### Entries
## Begin

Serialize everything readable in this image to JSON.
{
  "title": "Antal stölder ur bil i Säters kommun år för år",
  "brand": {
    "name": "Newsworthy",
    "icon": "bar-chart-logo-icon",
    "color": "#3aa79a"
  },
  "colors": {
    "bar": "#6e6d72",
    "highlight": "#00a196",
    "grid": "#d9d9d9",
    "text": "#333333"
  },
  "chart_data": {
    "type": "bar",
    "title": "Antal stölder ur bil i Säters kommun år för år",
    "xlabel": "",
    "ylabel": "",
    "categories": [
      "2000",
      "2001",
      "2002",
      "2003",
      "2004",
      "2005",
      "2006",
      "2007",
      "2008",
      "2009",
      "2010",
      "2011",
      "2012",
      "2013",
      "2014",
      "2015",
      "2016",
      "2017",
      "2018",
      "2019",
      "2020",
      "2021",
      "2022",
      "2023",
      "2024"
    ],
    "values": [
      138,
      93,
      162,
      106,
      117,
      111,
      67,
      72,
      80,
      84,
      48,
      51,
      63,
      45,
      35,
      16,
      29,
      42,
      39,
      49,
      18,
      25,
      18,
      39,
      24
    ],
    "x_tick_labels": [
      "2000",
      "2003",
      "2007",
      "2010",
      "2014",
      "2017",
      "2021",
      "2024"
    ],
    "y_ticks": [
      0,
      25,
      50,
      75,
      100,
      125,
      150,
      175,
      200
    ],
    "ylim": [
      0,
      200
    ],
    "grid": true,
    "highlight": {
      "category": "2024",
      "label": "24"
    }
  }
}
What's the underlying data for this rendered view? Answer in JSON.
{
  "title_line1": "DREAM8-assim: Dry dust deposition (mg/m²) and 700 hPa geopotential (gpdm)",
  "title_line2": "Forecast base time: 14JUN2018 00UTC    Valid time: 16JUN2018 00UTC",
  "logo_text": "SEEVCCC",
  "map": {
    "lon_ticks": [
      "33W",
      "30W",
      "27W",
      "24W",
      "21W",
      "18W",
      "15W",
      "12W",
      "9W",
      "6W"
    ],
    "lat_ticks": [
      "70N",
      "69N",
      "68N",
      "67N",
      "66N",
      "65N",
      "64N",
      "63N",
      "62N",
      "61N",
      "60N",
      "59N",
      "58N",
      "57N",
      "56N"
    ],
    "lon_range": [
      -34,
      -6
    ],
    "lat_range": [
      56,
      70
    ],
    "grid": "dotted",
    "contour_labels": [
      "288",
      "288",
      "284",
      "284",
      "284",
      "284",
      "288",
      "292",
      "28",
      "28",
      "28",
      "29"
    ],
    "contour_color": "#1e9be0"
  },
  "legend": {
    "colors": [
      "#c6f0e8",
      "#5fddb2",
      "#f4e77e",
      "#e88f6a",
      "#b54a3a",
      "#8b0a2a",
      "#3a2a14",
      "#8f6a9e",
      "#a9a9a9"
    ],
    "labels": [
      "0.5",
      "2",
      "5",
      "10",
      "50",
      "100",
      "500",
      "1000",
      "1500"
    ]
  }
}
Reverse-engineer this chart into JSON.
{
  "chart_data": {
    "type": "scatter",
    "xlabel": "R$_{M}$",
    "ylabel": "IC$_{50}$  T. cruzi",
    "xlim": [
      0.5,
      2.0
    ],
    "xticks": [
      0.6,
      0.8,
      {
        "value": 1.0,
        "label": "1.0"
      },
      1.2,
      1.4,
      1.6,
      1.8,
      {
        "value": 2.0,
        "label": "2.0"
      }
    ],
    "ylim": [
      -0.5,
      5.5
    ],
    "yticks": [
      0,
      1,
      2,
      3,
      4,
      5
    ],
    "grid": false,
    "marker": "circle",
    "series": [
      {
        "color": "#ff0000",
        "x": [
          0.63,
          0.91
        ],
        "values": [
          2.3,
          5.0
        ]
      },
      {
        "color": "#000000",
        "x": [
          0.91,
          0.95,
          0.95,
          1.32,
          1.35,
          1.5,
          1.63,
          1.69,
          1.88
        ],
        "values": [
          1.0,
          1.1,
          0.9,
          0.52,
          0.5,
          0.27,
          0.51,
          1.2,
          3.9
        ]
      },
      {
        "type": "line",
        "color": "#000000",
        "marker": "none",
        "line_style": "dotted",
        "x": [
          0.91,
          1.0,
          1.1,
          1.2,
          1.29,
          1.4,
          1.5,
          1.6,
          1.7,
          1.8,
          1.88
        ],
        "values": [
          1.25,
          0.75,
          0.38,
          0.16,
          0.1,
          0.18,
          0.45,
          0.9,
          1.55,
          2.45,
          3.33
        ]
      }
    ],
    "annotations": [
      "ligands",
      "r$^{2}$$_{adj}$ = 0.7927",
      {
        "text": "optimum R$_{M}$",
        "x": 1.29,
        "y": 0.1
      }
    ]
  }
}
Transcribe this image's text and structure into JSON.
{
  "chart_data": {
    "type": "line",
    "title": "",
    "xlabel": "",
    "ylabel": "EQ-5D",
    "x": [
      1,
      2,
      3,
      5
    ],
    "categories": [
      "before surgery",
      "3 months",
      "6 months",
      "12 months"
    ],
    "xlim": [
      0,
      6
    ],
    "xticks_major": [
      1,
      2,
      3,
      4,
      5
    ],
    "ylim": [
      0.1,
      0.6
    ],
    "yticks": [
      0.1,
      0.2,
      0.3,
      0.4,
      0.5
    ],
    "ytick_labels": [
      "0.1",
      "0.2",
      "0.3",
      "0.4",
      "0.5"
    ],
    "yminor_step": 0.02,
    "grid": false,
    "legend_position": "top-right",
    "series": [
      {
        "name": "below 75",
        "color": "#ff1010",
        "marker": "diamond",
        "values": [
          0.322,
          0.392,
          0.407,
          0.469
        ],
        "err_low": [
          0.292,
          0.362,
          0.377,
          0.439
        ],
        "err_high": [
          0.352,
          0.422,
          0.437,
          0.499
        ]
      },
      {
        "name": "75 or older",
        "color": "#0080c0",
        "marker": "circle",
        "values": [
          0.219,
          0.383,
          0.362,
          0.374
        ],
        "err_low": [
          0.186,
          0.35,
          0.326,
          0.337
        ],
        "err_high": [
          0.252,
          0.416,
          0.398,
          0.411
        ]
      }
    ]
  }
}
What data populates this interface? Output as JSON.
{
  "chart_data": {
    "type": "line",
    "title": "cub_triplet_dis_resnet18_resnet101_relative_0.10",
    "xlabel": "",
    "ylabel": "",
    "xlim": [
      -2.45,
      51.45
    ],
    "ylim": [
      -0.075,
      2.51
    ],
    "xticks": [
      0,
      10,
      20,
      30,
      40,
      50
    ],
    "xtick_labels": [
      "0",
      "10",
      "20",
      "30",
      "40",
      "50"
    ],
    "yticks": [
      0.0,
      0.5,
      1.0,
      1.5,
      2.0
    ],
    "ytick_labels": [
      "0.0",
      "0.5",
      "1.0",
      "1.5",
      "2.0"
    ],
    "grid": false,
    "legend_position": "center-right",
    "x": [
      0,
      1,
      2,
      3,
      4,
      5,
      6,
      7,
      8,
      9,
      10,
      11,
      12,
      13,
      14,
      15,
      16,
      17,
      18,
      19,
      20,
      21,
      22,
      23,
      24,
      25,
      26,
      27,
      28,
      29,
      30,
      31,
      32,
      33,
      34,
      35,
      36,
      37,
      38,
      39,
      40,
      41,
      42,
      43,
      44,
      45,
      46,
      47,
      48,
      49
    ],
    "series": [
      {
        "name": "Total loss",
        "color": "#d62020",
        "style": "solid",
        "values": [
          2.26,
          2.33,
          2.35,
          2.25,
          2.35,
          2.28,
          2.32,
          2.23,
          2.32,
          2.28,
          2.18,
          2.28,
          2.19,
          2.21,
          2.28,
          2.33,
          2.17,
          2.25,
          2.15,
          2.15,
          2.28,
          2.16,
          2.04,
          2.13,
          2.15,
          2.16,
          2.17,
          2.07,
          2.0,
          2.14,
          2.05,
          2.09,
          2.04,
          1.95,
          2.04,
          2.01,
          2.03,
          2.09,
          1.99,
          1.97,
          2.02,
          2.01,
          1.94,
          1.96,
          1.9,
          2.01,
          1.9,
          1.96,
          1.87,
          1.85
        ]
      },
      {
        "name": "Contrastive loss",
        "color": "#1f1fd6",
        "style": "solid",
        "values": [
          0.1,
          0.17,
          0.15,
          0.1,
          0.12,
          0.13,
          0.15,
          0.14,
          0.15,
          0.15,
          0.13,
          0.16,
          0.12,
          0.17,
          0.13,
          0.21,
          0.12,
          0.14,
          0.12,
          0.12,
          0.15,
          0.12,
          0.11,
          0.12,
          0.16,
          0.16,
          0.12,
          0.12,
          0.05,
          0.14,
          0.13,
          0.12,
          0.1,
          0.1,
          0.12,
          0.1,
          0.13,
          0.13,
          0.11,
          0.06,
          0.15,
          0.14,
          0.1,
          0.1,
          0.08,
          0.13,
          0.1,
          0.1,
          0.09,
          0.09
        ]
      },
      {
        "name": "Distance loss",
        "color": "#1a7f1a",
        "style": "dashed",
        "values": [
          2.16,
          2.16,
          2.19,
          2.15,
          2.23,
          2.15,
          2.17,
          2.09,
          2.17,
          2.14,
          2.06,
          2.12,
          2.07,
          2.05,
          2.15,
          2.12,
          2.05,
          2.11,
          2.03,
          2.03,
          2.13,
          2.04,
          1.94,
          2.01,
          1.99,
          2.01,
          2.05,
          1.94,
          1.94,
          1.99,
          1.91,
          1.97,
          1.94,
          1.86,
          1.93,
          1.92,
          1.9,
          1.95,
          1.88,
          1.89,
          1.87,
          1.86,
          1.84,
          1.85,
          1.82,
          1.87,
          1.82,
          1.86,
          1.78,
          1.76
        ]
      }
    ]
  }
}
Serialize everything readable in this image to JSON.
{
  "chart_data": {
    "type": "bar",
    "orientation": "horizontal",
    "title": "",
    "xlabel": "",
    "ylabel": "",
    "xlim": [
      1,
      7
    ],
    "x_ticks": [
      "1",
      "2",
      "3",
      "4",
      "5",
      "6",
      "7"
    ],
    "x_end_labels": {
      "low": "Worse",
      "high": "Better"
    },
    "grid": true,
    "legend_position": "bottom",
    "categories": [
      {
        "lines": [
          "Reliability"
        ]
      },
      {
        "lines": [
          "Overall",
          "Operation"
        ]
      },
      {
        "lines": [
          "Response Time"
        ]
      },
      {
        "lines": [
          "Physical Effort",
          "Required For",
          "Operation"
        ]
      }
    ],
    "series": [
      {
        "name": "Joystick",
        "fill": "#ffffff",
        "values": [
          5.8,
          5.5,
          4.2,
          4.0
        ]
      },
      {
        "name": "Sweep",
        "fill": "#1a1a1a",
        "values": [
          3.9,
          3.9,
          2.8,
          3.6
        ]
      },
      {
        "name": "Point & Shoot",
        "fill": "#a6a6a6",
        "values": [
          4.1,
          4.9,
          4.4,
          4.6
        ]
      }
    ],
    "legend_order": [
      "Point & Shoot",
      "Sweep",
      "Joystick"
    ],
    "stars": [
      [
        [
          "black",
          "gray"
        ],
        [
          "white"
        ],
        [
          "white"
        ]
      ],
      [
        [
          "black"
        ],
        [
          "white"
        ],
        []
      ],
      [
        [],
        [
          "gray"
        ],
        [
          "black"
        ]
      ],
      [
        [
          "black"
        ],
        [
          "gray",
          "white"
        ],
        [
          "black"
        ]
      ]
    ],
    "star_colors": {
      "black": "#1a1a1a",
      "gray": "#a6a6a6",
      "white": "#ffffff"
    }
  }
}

## End

### Stated goal
Gather all lines of the records that include the word "right".

### Worked answer
    "legend_position": "top-right",
    "legend_position": "center-right",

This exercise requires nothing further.